=== Section Start ===

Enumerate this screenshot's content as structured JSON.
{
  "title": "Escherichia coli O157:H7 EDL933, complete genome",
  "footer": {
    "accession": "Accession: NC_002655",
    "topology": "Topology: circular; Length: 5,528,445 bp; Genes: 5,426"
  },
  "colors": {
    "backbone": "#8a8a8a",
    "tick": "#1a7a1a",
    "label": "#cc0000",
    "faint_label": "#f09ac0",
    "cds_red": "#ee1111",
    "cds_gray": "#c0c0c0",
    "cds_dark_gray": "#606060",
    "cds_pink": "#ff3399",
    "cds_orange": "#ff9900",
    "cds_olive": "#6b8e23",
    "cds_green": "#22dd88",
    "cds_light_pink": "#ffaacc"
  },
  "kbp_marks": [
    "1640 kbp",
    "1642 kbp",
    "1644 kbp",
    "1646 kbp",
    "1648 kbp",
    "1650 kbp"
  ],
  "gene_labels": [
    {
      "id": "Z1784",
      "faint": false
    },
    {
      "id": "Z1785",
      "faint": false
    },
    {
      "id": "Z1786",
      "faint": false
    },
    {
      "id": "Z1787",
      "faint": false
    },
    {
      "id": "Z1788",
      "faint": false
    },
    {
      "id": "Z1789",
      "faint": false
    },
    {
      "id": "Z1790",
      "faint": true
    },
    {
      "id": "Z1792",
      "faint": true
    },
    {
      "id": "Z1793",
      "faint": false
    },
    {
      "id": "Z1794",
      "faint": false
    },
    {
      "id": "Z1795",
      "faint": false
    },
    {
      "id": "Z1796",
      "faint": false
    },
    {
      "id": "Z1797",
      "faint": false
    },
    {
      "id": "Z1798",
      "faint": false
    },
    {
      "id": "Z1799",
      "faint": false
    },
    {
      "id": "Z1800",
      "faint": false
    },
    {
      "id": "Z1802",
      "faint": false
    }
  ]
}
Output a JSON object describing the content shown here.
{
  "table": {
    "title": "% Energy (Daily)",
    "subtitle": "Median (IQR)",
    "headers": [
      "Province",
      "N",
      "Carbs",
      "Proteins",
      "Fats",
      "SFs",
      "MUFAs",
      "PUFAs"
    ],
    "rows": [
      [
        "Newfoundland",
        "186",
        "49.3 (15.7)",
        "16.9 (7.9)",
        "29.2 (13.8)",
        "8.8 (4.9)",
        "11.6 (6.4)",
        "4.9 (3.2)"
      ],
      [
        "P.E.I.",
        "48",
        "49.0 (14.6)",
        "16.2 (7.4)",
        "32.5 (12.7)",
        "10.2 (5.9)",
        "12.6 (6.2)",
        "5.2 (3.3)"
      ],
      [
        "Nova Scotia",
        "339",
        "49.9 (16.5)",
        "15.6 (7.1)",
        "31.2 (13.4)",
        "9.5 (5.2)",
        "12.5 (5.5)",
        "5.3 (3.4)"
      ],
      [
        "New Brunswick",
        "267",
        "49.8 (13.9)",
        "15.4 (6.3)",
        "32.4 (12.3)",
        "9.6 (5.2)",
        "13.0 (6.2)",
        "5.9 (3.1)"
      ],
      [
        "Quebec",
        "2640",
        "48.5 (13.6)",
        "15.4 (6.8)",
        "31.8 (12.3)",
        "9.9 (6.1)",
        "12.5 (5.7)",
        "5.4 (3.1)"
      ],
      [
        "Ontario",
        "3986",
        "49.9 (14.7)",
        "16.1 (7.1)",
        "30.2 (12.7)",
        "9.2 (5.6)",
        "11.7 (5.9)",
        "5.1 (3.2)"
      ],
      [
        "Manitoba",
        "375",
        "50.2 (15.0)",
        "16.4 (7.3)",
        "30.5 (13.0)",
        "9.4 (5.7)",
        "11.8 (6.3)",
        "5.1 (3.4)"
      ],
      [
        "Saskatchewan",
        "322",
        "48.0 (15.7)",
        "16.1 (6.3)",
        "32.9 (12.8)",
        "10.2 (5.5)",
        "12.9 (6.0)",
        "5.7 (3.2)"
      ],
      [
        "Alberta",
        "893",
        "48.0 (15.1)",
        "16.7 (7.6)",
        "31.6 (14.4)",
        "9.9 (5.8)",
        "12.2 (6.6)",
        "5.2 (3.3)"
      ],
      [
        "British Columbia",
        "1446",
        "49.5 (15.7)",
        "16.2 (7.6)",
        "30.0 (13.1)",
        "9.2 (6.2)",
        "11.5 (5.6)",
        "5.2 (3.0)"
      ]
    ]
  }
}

=== Section End ===

__To do__
Set the listing above down once more in full, exactly as it is.

__Answer space__
Enumerate this screenshot's content as structured JSON.
{
  "title": "Escherichia coli O157:H7 EDL933, complete genome",
  "footer": {
    "accession": "Accession: NC_002655",
    "topology": "Topology: circular; Length: 5,528,445 bp; Genes: 5,426"
  },
  "colors": {
    "backbone": "#8a8a8a",
    "tick": "#1a7a1a",
    "label": "#cc0000",
    "faint_label": "#f09ac0",
    "cds_red": "#ee1111",
    "cds_gray": "#c0c0c0",
    "cds_dark_gray": "#606060",
    "cds_pink": "#ff3399",
    "cds_orange": "#ff9900",
    "cds_olive": "#6b8e23",
    "cds_green": "#22dd88",
    "cds_light_pink": "#ffaacc"
  },
  "kbp_marks": [
    "1640 kbp",
    "1642 kbp",
    "1644 kbp",
    "1646 kbp",
    "1648 kbp",
    "1650 kbp"
  ],
  "gene_labels": [
    {
      "id": "Z1784",
      "faint": false
    },
    {
      "id": "Z1785",
      "faint": false
    },
    {
      "id": "Z1786",
      "faint": false
    },
    {
      "id": "Z1787",
      "faint": false
    },
    {
      "id": "Z1788",
      "faint": false
    },
    {
      "id": "Z1789",
      "faint": false
    },
    {
      "id": "Z1790",
      "faint": true
    },
    {
      "id": "Z1792",
      "faint": true
    },
    {
      "id": "Z1793",
      "faint": false
    },
    {
      "id": "Z1794",
      "faint": false
    },
    {
      "id": "Z1795",
      "faint": false
    },
    {
      "id": "Z1796",
      "faint": false
    },
    {
      "id": "Z1797",
      "faint": false
    },
    {
      "id": "Z1798",
      "faint": false
    },
    {
      "id": "Z1799",
      "faint": false
    },
    {
      "id": "Z1800",
      "faint": false
    },
    {
      "id": "Z1802",
      "faint": false
    }
  ]
}
Output a JSON object describing the content shown here.
{
  "table": {
    "title": "% Energy (Daily)",
    "subtitle": "Median (IQR)",
    "headers": [
      "Province",
      "N",
      "Carbs",
      "Proteins",
      "Fats",
      "SFs",
      "MUFAs",
      "PUFAs"
    ],
    "rows": [
      [
        "Newfoundland",
        "186",
        "49.3 (15.7)",
        "16.9 (7.9)",
        "29.2 (13.8)",
        "8.8 (4.9)",
        "11.6 (6.4)",
        "4.9 (3.2)"
      ],
      [
        "P.E.I.",
        "48",
        "49.0 (14.6)",
        "16.2 (7.4)",
        "32.5 (12.7)",
        "10.2 (5.9)",
        "12.6 (6.2)",
        "5.2 (3.3)"
      ],
      [
        "Nova Scotia",
        "339",
        "49.9 (16.5)",
        "15.6 (7.1)",
        "31.2 (13.4)",
        "9.5 (5.2)",
        "12.5 (5.5)",
        "5.3 (3.4)"
      ],
      [
        "New Brunswick",
        "267",
        "49.8 (13.9)",
        "15.4 (6.3)",
        "32.4 (12.3)",
        "9.6 (5.2)",
        "13.0 (6.2)",
        "5.9 (3.1)"
      ],
      [
        "Quebec",
        "2640",
        "48.5 (13.6)",
        "15.4 (6.8)",
        "31.8 (12.3)",
        "9.9 (6.1)",
        "12.5 (5.7)",
        "5.4 (3.1)"
      ],
      [
        "Ontario",
        "3986",
        "49.9 (14.7)",
        "16.1 (7.1)",
        "30.2 (12.7)",
        "9.2 (5.6)",
        "11.7 (5.9)",
        "5.1 (3.2)"
      ],
      [
        "Manitoba",
        "375",
        "50.2 (15.0)",
        "16.4 (7.3)",
        "30.5 (13.0)",
        "9.4 (5.7)",
        "11.8 (6.3)",
        "5.1 (3.4)"
      ],
      [
        "Saskatchewan",
        "322",
        "48.0 (15.7)",
        "16.1 (6.3)",
        "32.9 (12.8)",
        "10.2 (5.5)",
        "12.9 (6.0)",
        "5.7 (3.2)"
      ],
      [
        "Alberta",
        "893",
        "48.0 (15.1)",
        "16.7 (7.6)",
        "31.6 (14.4)",
        "9.9 (5.8)",
        "12.2 (6.6)",
        "5.2 (3.3)"
      ],
      [
        "British Columbia",
        "1446",
        "49.5 (15.7)",
        "16.2 (7.6)",
        "30.0 (13.1)",
        "9.2 (6.2)",
        "11.5 (5.6)",
        "5.2 (3.0)"
      ]
    ]
  }
}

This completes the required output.